[Start Raw records]

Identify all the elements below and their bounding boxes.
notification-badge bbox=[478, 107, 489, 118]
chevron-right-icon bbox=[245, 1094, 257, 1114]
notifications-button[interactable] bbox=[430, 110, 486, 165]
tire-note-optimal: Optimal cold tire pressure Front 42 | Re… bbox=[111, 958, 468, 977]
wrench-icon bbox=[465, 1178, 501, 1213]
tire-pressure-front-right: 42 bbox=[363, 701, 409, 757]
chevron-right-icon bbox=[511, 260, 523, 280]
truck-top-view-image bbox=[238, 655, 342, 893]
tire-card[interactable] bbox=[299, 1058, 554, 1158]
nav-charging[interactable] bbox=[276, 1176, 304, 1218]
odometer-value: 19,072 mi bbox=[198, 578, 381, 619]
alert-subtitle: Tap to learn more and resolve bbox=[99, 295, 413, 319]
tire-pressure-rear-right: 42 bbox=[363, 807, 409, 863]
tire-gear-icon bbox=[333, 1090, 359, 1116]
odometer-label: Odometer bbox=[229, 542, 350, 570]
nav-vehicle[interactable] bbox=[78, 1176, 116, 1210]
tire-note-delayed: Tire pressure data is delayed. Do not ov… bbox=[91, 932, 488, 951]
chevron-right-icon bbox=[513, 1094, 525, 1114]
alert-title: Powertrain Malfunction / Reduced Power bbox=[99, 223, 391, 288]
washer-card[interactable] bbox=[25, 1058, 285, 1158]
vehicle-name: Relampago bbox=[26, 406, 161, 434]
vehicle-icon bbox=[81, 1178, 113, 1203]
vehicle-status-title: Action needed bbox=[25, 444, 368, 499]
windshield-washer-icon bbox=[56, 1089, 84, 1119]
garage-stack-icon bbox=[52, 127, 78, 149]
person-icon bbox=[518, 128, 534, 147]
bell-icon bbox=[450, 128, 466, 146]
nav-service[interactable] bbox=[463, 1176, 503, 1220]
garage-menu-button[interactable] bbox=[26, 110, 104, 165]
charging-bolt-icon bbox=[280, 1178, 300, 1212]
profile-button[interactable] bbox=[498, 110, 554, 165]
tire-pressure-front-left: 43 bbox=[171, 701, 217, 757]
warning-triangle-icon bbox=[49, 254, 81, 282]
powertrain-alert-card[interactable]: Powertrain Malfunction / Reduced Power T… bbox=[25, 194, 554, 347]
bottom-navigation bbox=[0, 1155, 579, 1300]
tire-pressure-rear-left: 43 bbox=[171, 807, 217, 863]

[End Raw records]

What is needed:
Can you reproduce every line of the material above without any changes?

Solution to the problem:
Identify all the elements below and their bounding boxes.
notification-badge bbox=[478, 107, 489, 118]
chevron-right-icon bbox=[245, 1094, 257, 1114]
notifications-button[interactable] bbox=[430, 110, 486, 165]
tire-note-optimal: Optimal cold tire pressure Front 42 | Re… bbox=[111, 958, 468, 977]
wrench-icon bbox=[465, 1178, 501, 1213]
tire-pressure-front-right: 42 bbox=[363, 701, 409, 757]
chevron-right-icon bbox=[511, 260, 523, 280]
truck-top-view-image bbox=[238, 655, 342, 893]
tire-card[interactable] bbox=[299, 1058, 554, 1158]
nav-charging[interactable] bbox=[276, 1176, 304, 1218]
odometer-value: 19,072 mi bbox=[198, 578, 381, 619]
alert-subtitle: Tap to learn more and resolve bbox=[99, 295, 413, 319]
tire-pressure-rear-right: 42 bbox=[363, 807, 409, 863]
tire-gear-icon bbox=[333, 1090, 359, 1116]
odometer-label: Odometer bbox=[229, 542, 350, 570]
nav-vehicle[interactable] bbox=[78, 1176, 116, 1210]
tire-note-delayed: Tire pressure data is delayed. Do not ov… bbox=[91, 932, 488, 951]
chevron-right-icon bbox=[513, 1094, 525, 1114]
alert-title: Powertrain Malfunction / Reduced Power bbox=[99, 223, 391, 288]
washer-card[interactable] bbox=[25, 1058, 285, 1158]
vehicle-name: Relampago bbox=[26, 406, 161, 434]
vehicle-icon bbox=[81, 1178, 113, 1203]
vehicle-status-title: Action needed bbox=[25, 444, 368, 499]
windshield-washer-icon bbox=[56, 1089, 84, 1119]
garage-stack-icon bbox=[52, 127, 78, 149]
person-icon bbox=[518, 128, 534, 147]
bell-icon bbox=[450, 128, 466, 146]
nav-service[interactable] bbox=[463, 1176, 503, 1220]
garage-menu-button[interactable] bbox=[26, 110, 104, 165]
charging-bolt-icon bbox=[280, 1178, 300, 1212]
profile-button[interactable] bbox=[498, 110, 554, 165]
tire-pressure-front-left: 43 bbox=[171, 701, 217, 757]
warning-triangle-icon bbox=[49, 254, 81, 282]
powertrain-alert-card[interactable]: Powertrain Malfunction / Reduced Power T… bbox=[25, 194, 554, 347]
bottom-navigation bbox=[0, 1155, 579, 1300]
tire-pressure-rear-left: 43 bbox=[171, 807, 217, 863]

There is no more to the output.